# EXERCISE AIM
Print the records again, character for character.

# DATA SECTION
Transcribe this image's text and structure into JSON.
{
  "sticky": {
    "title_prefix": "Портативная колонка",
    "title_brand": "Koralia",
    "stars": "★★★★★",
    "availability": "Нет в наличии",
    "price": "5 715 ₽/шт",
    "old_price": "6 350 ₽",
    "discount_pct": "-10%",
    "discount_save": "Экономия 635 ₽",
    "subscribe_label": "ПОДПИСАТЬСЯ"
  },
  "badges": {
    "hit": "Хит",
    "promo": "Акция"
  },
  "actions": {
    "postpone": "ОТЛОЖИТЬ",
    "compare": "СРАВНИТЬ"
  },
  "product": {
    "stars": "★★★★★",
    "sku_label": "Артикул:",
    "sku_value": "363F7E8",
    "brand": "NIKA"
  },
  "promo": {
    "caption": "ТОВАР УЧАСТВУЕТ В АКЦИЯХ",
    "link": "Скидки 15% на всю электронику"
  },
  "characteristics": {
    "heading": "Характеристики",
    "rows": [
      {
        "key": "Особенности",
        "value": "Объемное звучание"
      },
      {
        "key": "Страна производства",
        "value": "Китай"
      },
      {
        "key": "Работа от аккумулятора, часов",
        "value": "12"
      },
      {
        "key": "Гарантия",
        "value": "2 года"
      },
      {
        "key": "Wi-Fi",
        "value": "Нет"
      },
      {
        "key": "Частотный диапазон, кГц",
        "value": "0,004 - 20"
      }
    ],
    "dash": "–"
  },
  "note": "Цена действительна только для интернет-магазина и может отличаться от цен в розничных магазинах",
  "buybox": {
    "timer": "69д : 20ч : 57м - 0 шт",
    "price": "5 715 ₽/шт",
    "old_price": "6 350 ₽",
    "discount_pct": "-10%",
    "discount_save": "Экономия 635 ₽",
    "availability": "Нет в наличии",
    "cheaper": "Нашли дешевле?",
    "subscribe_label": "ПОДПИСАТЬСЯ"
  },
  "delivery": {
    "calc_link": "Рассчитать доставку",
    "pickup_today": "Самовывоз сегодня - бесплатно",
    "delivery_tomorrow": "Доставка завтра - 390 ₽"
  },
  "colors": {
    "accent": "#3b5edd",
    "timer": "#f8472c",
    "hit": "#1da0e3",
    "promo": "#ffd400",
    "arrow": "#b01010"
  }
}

# CORRECT ANSWER
Transcribe this image's text and structure into JSON.
{
  "sticky": {
    "title_prefix": "Портативная колонка",
    "title_brand": "Koralia",
    "stars": "★★★★★",
    "availability": "Нет в наличии",
    "price": "5 715 ₽/шт",
    "old_price": "6 350 ₽",
    "discount_pct": "-10%",
    "discount_save": "Экономия 635 ₽",
    "subscribe_label": "ПОДПИСАТЬСЯ"
  },
  "badges": {
    "hit": "Хит",
    "promo": "Акция"
  },
  "actions": {
    "postpone": "ОТЛОЖИТЬ",
    "compare": "СРАВНИТЬ"
  },
  "product": {
    "stars": "★★★★★",
    "sku_label": "Артикул:",
    "sku_value": "363F7E8",
    "brand": "NIKA"
  },
  "promo": {
    "caption": "ТОВАР УЧАСТВУЕТ В АКЦИЯХ",
    "link": "Скидки 15% на всю электронику"
  },
  "characteristics": {
    "heading": "Характеристики",
    "rows": [
      {
        "key": "Особенности",
        "value": "Объемное звучание"
      },
      {
        "key": "Страна производства",
        "value": "Китай"
      },
      {
        "key": "Работа от аккумулятора, часов",
        "value": "12"
      },
      {
        "key": "Гарантия",
        "value": "2 года"
      },
      {
        "key": "Wi-Fi",
        "value": "Нет"
      },
      {
        "key": "Частотный диапазон, кГц",
        "value": "0,004 - 20"
      }
    ],
    "dash": "–"
  },
  "note": "Цена действительна только для интернет-магазина и может отличаться от цен в розничных магазинах",
  "buybox": {
    "timer": "69д : 20ч : 57м - 0 шт",
    "price": "5 715 ₽/шт",
    "old_price": "6 350 ₽",
    "discount_pct": "-10%",
    "discount_save": "Экономия 635 ₽",
    "availability": "Нет в наличии",
    "cheaper": "Нашли дешевле?",
    "subscribe_label": "ПОДПИСАТЬСЯ"
  },
  "delivery": {
    "calc_link": "Рассчитать доставку",
    "pickup_today": "Самовывоз сегодня - бесплатно",
    "delivery_tomorrow": "Доставка завтра - 390 ₽"
  },
  "colors": {
    "accent": "#3b5edd",
    "timer": "#f8472c",
    "hit": "#1da0e3",
    "promo": "#ffd400",
    "arrow": "#b01010"
  }
}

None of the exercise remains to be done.